--- Begin Recorded information ---

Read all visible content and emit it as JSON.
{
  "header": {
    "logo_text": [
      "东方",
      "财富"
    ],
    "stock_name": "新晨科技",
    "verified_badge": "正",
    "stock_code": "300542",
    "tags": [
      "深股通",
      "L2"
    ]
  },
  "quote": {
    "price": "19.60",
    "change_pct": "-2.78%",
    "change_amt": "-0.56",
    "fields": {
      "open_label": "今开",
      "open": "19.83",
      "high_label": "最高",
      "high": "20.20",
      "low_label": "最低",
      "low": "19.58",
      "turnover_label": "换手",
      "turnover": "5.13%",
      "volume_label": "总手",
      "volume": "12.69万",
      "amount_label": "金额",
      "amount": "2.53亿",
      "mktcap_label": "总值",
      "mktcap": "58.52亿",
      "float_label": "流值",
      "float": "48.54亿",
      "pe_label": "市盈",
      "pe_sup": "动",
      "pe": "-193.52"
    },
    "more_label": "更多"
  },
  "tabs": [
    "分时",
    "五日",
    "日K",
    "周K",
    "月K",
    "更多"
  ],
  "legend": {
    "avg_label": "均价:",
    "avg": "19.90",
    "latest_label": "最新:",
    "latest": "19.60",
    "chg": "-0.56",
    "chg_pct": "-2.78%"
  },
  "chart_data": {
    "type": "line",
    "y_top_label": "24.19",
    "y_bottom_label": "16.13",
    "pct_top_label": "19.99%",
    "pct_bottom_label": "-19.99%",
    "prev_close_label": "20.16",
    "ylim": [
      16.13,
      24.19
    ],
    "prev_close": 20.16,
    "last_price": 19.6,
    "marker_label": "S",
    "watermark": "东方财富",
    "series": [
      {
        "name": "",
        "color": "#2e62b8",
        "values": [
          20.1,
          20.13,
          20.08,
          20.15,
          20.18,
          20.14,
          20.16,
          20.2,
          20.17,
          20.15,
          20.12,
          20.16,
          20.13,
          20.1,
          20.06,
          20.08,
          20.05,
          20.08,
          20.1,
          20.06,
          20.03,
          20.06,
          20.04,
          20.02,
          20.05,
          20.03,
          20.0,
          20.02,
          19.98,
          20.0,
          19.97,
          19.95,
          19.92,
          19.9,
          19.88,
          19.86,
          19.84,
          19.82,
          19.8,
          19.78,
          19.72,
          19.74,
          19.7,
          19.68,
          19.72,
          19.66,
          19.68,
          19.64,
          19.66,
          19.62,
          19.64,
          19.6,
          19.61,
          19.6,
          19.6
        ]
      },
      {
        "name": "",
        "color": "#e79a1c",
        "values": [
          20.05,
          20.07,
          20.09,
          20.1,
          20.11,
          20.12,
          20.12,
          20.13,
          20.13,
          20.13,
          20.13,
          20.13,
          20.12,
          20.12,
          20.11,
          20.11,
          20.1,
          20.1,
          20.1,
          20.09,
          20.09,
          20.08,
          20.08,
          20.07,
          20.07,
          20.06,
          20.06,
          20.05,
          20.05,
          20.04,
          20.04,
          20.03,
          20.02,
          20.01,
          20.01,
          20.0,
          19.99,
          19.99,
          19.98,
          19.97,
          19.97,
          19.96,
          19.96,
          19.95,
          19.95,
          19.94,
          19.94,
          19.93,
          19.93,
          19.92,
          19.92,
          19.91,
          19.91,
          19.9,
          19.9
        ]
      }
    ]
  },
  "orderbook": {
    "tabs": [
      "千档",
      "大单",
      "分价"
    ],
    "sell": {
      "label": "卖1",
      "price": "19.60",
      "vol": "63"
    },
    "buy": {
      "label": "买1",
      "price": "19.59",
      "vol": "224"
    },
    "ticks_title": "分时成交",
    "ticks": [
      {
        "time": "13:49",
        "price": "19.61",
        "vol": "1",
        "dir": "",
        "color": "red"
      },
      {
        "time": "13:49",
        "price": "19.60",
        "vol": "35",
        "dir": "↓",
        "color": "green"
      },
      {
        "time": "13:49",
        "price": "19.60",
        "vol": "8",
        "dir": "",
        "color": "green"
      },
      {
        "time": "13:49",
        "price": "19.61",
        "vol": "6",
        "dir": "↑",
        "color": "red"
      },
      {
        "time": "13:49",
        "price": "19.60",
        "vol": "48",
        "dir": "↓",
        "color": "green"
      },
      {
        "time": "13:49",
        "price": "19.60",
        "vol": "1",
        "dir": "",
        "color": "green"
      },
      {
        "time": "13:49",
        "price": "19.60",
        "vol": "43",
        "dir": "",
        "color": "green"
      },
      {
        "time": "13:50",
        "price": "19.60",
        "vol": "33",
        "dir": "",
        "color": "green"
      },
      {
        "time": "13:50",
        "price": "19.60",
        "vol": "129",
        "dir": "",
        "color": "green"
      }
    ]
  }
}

--- End Recorded information ---

> **Challenge**: Output each record exactly, leaving nothing out.

> **Response**:
Read all visible content and emit it as JSON.
{
  "header": {
    "logo_text": [
      "东方",
      "财富"
    ],
    "stock_name": "新晨科技",
    "verified_badge": "正",
    "stock_code": "300542",
    "tags": [
      "深股通",
      "L2"
    ]
  },
  "quote": {
    "price": "19.60",
    "change_pct": "-2.78%",
    "change_amt": "-0.56",
    "fields": {
      "open_label": "今开",
      "open": "19.83",
      "high_label": "最高",
      "high": "20.20",
      "low_label": "最低",
      "low": "19.58",
      "turnover_label": "换手",
      "turnover": "5.13%",
      "volume_label": "总手",
      "volume": "12.69万",
      "amount_label": "金额",
      "amount": "2.53亿",
      "mktcap_label": "总值",
      "mktcap": "58.52亿",
      "float_label": "流值",
      "float": "48.54亿",
      "pe_label": "市盈",
      "pe_sup": "动",
      "pe": "-193.52"
    },
    "more_label": "更多"
  },
  "tabs": [
    "分时",
    "五日",
    "日K",
    "周K",
    "月K",
    "更多"
  ],
  "legend": {
    "avg_label": "均价:",
    "avg": "19.90",
    "latest_label": "最新:",
    "latest": "19.60",
    "chg": "-0.56",
    "chg_pct": "-2.78%"
  },
  "chart_data": {
    "type": "line",
    "y_top_label": "24.19",
    "y_bottom_label": "16.13",
    "pct_top_label": "19.99%",
    "pct_bottom_label": "-19.99%",
    "prev_close_label": "20.16",
    "ylim": [
      16.13,
      24.19
    ],
    "prev_close": 20.16,
    "last_price": 19.6,
    "marker_label": "S",
    "watermark": "东方财富",
    "series": [
      {
        "name": "",
        "color": "#2e62b8",
        "values": [
          20.1,
          20.13,
          20.08,
          20.15,
          20.18,
          20.14,
          20.16,
          20.2,
          20.17,
          20.15,
          20.12,
          20.16,
          20.13,
          20.1,
          20.06,
          20.08,
          20.05,
          20.08,
          20.1,
          20.06,
          20.03,
          20.06,
          20.04,
          20.02,
          20.05,
          20.03,
          20.0,
          20.02,
          19.98,
          20.0,
          19.97,
          19.95,
          19.92,
          19.9,
          19.88,
          19.86,
          19.84,
          19.82,
          19.8,
          19.78,
          19.72,
          19.74,
          19.7,
          19.68,
          19.72,
          19.66,
          19.68,
          19.64,
          19.66,
          19.62,
          19.64,
          19.6,
          19.61,
          19.6,
          19.6
        ]
      },
      {
        "name": "",
        "color": "#e79a1c",
        "values": [
          20.05,
          20.07,
          20.09,
          20.1,
          20.11,
          20.12,
          20.12,
          20.13,
          20.13,
          20.13,
          20.13,
          20.13,
          20.12,
          20.12,
          20.11,
          20.11,
          20.1,
          20.1,
          20.1,
          20.09,
          20.09,
          20.08,
          20.08,
          20.07,
          20.07,
          20.06,
          20.06,
          20.05,
          20.05,
          20.04,
          20.04,
          20.03,
          20.02,
          20.01,
          20.01,
          20.0,
          19.99,
          19.99,
          19.98,
          19.97,
          19.97,
          19.96,
          19.96,
          19.95,
          19.95,
          19.94,
          19.94,
          19.93,
          19.93,
          19.92,
          19.92,
          19.91,
          19.91,
          19.9,
          19.9
        ]
      }
    ]
  },
  "orderbook": {
    "tabs": [
      "千档",
      "大单",
      "分价"
    ],
    "sell": {
      "label": "卖1",
      "price": "19.60",
      "vol": "63"
    },
    "buy": {
      "label": "买1",
      "price": "19.59",
      "vol": "224"
    },
    "ticks_title": "分时成交",
    "ticks": [
      {
        "time": "13:49",
        "price": "19.61",
        "vol": "1",
        "dir": "",
        "color": "red"
      },
      {
        "time": "13:49",
        "price": "19.60",
        "vol": "35",
        "dir": "↓",
        "color": "green"
      },
      {
        "time": "13:49",
        "price": "19.60",
        "vol": "8",
        "dir": "",
        "color": "green"
      },
      {
        "time": "13:49",
        "price": "19.61",
        "vol": "6",
        "dir": "↑",
        "color": "red"
      },
      {
        "time": "13:49",
        "price": "19.60",
        "vol": "48",
        "dir": "↓",
        "color": "green"
      },
      {
        "time": "13:49",
        "price": "19.60",
        "vol": "1",
        "dir": "",
        "color": "green"
      },
      {
        "time": "13:49",
        "price": "19.60",
        "vol": "43",
        "dir": "",
        "color": "green"
      },
      {
        "time": "13:50",
        "price": "19.60",
        "vol": "33",
        "dir": "",
        "color": "green"
      },
      {
        "time": "13:50",
        "price": "19.60",
        "vol": "129",
        "dir": "",
        "color": "green"
      }
    ]
  }
}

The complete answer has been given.